--- WORK TO COMPLETE ---
Summarize the destructors post in exactly two sentences.

--- EXCERPTED PASSAGE ---
((

[pygtk] destructors not getting called
Wildemar Wildenburger
wildemar at freakmail.de
Sat Aug 5 18:24:35 WST 2006
N. French wrote:
> 1. The App class does not have __del__ called unless I explicitly call
> it in my window destroy callback.
>
> 2. The container classes don't have __del__ called unless I explicitly
> call it (from my App's destructor).
>
> I tested the container classes separately and the destructors get
> called just like you'd expect, which is why I'm thinking this has
> something to do with GTK. Below is my startup code.
I found this in the reference recently, maybe its related:
*quote from the description of gtk.Object*
The "destroy" signal, emitted by the destroy() method asks all code
owning a GTK reference to the object to release its GTK reference. So,
for example, if you call window.destroy() where window is a gtk.Window,
GTK will release the GTK reference count that it owns; if you call
button.destroy() where button is a gtk.Button, button will be removed
from its parent container and the parent container will release its GTK
reference to button. Because these GTK references are released, calling
destroy() should result in freeing all memory associated with an object
(finalizing it) if the GTK reference count reaches zero. However, in
PyGTK the GTK objects are wrapped in a Python object that has its own
reference counting mechanism. The destroy() method does not affect the
Python reference counts. The GTK object associated with a Python object
will not be released until the Python object reference count reaches
zero. Therefore, calling the destroy() method will not result in the
finalization of the GTK object until the Python object is finalized. In
the case mentioned above if a gtk.Button is destroyed using the
destroy() method, it will be removed from its container and unmapped and
unrealized but it will not be finalized because the Python wrapper
object will still exist and hold a reference.

))

--- MATERIAL PROVIDED ---
((

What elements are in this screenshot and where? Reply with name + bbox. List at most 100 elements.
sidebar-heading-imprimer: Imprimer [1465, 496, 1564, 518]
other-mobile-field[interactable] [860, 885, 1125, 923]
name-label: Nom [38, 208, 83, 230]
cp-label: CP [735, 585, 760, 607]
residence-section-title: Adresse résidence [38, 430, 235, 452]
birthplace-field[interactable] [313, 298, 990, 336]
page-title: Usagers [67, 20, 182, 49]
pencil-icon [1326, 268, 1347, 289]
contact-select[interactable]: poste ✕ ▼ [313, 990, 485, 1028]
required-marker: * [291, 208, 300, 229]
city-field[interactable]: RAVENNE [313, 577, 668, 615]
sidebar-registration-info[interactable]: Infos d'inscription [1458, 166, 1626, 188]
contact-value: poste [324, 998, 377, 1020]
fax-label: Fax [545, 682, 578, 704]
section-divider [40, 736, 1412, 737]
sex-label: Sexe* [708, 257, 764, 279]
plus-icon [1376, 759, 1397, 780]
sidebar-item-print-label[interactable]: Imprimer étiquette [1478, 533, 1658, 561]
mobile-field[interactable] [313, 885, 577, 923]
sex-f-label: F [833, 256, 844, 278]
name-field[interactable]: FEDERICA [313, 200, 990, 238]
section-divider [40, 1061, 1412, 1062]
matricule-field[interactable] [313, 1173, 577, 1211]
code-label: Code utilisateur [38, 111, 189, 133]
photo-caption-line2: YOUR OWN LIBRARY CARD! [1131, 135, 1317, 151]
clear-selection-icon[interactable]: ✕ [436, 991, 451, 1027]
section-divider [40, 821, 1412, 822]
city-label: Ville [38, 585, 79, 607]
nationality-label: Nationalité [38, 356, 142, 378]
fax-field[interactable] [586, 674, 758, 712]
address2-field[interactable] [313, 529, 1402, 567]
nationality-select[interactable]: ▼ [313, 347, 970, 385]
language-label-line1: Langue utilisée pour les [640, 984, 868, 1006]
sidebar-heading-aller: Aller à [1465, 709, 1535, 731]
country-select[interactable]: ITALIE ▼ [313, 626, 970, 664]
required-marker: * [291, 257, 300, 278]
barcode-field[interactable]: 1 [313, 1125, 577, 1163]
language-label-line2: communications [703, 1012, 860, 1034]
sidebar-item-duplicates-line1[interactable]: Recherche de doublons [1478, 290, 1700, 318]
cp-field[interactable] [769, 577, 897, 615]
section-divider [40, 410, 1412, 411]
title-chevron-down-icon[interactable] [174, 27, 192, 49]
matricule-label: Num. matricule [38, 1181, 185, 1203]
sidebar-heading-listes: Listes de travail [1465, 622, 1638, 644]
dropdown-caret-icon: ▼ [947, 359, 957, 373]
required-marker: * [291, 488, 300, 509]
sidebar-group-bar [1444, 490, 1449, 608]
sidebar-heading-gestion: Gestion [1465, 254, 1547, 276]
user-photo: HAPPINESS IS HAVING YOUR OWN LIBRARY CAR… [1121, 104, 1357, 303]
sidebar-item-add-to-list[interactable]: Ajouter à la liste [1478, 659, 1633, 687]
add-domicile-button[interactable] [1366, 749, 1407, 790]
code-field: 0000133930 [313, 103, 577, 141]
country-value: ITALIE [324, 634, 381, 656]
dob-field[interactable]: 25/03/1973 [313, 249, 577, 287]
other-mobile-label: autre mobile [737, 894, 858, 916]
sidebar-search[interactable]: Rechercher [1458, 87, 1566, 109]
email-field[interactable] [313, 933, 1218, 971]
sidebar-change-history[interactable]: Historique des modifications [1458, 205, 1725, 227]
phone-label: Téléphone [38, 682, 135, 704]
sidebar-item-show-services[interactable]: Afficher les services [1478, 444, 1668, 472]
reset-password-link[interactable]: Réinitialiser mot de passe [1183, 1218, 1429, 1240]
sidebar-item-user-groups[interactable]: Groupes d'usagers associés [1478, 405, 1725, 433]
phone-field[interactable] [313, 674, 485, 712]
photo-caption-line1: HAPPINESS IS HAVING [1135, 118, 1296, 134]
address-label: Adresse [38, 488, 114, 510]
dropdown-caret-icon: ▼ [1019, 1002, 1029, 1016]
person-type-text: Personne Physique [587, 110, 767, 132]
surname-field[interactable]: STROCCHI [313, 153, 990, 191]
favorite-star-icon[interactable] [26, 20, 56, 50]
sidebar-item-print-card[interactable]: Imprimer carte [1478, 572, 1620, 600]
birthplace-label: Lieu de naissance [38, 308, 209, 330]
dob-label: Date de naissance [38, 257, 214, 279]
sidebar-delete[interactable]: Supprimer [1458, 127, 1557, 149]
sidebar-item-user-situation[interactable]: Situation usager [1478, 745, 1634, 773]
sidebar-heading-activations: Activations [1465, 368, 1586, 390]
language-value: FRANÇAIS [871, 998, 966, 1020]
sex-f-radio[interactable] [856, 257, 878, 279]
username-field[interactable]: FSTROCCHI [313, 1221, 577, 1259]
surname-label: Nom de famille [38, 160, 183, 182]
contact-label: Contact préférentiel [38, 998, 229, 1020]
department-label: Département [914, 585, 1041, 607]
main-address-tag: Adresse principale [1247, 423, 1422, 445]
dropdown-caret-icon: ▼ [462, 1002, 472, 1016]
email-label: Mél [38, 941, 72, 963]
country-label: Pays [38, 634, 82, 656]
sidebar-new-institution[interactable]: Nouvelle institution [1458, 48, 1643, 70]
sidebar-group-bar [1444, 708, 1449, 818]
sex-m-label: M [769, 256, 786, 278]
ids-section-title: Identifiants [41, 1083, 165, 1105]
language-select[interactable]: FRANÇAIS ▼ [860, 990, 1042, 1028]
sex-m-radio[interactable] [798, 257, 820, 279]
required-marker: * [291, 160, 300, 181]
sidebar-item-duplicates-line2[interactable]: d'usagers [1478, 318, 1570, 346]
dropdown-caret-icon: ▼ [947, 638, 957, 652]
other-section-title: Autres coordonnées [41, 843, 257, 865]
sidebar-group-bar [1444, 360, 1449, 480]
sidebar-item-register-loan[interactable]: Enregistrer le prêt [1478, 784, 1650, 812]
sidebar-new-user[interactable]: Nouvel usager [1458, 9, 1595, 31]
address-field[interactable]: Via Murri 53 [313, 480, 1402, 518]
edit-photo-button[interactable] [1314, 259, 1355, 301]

))

--- SOLUTION ---
Replying to a report that __del__ is not called on an App class or its container classes unless called explicitly, the writer quotes the gtk.Object reference description and suggests it may be related. That description says destroy() releases GTK references but does not affect the Python wrapper's own reference count, so the GTK object is not finalized until the Python object is.